Your objective >> Pull out every line with the word "work" from the entries below.
===============
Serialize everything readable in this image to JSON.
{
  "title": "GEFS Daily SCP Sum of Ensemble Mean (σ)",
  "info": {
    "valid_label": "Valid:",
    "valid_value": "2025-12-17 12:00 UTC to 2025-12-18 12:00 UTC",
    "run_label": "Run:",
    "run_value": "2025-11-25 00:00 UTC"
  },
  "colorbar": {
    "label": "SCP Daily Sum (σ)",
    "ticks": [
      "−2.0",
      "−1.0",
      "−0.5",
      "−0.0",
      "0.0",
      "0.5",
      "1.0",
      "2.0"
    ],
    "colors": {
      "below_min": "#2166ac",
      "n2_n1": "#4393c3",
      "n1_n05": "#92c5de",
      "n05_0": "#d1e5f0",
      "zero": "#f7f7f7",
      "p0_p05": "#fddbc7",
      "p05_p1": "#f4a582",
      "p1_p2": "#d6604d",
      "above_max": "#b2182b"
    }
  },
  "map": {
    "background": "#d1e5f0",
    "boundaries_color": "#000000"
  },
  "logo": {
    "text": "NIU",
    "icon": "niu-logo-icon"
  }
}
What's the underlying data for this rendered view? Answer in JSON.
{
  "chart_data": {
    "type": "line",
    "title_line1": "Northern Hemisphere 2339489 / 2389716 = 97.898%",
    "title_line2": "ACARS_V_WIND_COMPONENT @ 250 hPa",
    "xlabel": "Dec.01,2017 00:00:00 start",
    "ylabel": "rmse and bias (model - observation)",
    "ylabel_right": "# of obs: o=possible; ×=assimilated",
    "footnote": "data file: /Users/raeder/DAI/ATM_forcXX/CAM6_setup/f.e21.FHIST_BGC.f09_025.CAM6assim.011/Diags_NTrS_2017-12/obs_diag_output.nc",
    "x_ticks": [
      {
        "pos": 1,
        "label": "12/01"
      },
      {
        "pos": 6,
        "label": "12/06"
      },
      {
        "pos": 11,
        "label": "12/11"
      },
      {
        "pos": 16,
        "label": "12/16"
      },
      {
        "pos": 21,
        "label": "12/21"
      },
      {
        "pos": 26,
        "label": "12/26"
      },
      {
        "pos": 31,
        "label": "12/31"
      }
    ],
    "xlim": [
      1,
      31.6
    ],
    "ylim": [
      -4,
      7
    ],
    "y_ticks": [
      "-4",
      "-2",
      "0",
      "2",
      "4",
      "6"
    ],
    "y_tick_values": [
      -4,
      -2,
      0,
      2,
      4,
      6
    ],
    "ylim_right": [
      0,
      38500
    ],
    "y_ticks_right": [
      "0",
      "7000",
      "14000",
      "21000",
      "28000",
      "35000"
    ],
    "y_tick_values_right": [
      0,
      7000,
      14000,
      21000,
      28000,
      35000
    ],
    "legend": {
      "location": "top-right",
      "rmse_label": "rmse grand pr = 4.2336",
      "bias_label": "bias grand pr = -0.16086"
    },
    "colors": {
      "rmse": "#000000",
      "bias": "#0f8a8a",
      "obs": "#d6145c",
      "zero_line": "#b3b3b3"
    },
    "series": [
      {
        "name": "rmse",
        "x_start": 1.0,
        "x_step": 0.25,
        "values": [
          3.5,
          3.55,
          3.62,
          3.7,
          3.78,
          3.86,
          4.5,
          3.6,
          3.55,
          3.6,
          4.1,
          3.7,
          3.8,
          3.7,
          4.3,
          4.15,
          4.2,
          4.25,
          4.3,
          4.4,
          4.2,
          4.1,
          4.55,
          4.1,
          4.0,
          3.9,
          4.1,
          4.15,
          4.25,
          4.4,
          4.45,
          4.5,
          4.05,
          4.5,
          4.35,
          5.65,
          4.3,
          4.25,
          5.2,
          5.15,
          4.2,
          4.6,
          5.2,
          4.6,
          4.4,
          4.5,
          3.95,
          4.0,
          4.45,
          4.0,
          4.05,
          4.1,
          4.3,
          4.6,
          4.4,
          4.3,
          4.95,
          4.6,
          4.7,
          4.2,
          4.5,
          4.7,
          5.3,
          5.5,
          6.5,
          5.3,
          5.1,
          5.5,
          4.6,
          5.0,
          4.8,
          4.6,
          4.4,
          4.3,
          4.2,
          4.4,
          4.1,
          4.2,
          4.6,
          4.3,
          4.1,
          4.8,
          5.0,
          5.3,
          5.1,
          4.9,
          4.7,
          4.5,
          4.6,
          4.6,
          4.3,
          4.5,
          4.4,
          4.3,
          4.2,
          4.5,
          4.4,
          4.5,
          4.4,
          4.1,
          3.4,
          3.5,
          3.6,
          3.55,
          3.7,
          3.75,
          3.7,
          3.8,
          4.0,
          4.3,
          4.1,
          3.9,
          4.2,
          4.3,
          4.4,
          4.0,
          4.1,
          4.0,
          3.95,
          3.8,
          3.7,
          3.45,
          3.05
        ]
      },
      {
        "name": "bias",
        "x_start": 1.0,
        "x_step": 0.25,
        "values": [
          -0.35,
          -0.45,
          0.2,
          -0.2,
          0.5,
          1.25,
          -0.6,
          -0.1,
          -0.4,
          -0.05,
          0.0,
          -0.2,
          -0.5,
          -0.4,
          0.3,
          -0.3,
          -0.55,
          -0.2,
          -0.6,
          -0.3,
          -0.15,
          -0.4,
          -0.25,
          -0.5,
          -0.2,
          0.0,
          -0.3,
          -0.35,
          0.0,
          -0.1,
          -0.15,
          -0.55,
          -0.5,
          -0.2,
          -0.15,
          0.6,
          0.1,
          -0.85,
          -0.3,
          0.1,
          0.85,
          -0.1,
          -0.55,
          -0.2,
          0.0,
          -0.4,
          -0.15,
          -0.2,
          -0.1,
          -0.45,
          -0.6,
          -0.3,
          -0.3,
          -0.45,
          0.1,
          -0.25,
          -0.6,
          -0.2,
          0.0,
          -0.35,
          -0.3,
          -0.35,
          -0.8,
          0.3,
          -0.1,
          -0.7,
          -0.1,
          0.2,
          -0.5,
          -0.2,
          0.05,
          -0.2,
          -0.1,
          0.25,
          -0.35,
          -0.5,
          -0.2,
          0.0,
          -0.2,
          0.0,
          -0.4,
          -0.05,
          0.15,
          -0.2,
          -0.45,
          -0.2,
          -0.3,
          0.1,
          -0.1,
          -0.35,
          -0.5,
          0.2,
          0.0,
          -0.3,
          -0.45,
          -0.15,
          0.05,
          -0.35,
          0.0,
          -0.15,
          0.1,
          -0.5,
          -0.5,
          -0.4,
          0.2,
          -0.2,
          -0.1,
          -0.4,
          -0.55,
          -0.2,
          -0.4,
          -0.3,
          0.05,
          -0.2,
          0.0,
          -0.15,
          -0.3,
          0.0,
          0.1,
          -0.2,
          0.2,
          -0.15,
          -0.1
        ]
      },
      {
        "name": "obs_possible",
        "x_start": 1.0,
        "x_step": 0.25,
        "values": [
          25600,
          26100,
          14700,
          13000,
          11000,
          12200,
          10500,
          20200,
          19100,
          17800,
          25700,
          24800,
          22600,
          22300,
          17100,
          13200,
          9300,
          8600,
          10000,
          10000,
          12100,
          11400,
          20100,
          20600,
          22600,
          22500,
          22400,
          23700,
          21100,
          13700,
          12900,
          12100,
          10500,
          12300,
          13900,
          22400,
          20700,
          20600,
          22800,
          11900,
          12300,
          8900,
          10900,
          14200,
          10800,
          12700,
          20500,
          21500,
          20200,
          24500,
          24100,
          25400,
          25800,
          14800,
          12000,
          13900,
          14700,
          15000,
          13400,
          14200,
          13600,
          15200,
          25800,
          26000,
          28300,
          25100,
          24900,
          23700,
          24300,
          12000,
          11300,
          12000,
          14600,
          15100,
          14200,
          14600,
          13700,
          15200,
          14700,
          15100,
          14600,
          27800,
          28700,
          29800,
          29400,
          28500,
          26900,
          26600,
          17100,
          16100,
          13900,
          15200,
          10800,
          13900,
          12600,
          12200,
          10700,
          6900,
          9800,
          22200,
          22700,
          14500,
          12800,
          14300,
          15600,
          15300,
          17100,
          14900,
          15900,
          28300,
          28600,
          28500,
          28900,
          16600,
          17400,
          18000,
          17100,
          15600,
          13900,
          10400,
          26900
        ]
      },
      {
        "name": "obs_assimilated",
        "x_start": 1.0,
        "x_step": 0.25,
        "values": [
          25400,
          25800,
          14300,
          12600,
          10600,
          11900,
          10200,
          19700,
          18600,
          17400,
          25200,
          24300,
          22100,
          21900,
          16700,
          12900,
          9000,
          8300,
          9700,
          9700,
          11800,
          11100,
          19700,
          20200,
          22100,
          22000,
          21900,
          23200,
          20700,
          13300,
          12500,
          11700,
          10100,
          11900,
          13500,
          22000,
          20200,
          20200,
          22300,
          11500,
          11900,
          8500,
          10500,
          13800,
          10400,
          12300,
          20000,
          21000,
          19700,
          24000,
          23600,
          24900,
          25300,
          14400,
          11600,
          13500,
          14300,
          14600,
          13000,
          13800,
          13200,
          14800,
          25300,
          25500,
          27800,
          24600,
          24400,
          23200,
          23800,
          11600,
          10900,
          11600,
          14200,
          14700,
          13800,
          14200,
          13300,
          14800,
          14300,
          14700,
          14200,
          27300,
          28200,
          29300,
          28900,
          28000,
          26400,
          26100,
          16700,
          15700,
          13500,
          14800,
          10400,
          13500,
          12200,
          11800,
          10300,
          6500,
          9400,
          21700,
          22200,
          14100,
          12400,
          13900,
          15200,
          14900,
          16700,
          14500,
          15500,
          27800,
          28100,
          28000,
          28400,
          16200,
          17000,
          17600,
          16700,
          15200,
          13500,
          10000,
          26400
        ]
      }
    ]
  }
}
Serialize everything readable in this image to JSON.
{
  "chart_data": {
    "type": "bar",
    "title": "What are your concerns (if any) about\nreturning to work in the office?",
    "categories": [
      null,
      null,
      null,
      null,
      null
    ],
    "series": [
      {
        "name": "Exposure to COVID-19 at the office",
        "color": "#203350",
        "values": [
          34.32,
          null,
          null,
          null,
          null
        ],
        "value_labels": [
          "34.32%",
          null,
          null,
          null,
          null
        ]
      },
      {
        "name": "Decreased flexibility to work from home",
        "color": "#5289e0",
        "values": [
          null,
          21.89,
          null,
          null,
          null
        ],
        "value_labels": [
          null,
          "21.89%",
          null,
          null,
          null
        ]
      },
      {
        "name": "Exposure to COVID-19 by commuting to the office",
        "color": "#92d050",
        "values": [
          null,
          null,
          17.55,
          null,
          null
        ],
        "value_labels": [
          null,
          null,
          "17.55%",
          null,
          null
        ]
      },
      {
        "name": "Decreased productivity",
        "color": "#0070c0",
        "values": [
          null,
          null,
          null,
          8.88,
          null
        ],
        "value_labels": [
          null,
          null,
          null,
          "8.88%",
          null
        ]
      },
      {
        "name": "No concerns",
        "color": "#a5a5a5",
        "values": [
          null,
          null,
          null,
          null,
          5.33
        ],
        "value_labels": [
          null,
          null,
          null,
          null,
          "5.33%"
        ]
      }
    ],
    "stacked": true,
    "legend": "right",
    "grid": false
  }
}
===============
Answer for the task >>
    "title": "What are your concerns (if any) about\nreturning to work in the office?",
        "name": "Decreased flexibility to work from home",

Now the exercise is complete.